**Data excerpts:**
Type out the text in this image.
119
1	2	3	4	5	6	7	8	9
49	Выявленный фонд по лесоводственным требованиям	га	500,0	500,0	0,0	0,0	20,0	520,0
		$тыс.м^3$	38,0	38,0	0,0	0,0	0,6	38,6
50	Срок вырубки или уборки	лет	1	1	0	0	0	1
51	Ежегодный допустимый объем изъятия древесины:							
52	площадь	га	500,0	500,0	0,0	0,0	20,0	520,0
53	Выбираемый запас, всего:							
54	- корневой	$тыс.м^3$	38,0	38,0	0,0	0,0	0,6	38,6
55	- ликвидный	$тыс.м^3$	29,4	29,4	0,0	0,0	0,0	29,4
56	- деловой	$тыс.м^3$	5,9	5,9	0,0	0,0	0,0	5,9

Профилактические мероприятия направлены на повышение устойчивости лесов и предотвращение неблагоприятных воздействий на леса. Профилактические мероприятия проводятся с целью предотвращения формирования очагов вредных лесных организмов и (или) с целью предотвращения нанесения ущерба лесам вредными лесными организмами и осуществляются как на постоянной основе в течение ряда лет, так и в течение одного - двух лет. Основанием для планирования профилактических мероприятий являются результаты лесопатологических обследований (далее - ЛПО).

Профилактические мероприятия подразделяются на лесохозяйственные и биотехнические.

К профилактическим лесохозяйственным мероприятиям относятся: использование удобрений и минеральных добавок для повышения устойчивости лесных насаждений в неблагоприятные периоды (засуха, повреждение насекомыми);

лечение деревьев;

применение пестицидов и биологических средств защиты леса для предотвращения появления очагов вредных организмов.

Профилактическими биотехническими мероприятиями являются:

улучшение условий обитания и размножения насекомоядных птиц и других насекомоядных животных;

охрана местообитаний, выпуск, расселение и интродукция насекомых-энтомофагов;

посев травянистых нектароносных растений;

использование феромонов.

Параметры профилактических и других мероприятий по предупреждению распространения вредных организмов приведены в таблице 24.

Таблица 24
...
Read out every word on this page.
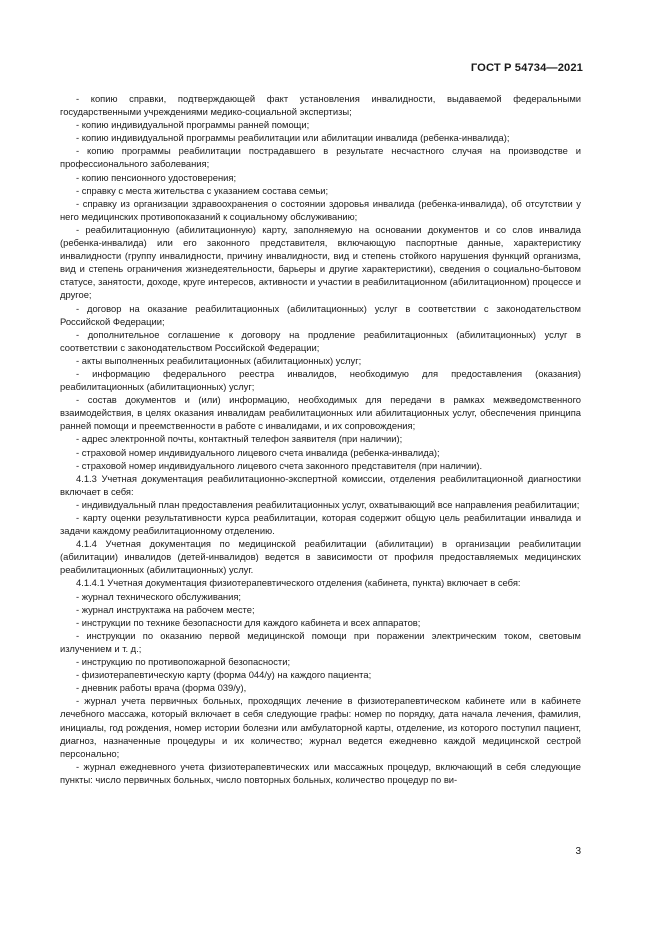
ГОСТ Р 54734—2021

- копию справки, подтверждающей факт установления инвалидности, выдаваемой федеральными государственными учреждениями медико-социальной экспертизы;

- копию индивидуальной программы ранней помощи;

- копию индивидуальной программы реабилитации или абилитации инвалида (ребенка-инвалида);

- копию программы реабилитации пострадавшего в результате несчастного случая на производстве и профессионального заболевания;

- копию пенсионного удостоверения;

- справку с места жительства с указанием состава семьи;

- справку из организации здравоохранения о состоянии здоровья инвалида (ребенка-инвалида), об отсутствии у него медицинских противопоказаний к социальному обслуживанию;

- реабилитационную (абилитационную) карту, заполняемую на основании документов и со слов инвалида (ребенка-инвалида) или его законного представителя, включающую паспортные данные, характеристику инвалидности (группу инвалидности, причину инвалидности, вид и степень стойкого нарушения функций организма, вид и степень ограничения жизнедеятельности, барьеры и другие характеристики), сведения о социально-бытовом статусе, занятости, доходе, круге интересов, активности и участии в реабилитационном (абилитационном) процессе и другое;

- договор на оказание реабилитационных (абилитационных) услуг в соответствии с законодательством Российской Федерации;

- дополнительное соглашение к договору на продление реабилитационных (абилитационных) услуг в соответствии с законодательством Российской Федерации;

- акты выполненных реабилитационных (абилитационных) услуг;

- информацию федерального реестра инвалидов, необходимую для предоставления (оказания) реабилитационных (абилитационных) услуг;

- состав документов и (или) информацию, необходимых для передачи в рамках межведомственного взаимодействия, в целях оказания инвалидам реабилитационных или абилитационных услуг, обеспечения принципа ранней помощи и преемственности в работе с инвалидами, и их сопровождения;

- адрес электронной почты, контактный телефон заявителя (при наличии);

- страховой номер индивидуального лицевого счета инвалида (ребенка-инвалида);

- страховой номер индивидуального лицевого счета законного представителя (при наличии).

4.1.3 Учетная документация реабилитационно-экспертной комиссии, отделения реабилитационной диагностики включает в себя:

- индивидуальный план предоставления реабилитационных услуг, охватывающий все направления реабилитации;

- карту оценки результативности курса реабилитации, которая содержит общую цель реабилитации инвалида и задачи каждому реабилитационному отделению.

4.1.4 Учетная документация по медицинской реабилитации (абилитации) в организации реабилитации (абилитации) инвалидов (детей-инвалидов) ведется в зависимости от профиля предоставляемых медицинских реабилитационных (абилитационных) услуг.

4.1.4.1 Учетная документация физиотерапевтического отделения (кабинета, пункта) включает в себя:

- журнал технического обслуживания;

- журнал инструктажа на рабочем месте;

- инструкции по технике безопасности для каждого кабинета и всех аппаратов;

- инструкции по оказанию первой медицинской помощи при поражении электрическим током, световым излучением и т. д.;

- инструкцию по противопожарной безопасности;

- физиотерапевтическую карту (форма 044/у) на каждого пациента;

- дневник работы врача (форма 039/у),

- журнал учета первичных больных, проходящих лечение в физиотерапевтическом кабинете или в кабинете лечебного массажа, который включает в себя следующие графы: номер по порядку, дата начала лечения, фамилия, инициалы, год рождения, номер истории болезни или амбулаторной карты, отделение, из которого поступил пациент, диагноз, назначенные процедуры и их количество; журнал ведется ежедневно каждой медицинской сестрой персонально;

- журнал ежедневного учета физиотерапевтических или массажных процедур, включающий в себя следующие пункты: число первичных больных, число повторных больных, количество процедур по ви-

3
* * *
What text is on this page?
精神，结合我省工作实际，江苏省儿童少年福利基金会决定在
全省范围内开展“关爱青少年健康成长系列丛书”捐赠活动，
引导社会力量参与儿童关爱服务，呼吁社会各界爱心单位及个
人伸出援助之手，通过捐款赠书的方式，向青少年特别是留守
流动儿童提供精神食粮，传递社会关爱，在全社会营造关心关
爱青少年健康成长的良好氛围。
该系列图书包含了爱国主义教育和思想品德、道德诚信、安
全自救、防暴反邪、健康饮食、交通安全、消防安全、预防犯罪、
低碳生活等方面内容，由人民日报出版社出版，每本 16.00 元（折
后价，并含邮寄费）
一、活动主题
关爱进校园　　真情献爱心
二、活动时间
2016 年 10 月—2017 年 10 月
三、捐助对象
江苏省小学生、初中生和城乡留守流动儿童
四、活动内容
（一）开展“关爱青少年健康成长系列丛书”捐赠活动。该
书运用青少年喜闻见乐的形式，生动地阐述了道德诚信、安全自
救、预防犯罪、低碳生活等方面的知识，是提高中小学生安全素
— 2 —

**REQUIREMENTS:** Go through the material above and count the lines that include "программы". Give the number alone.

**SOLUTION TO THE EXERCISE:** 3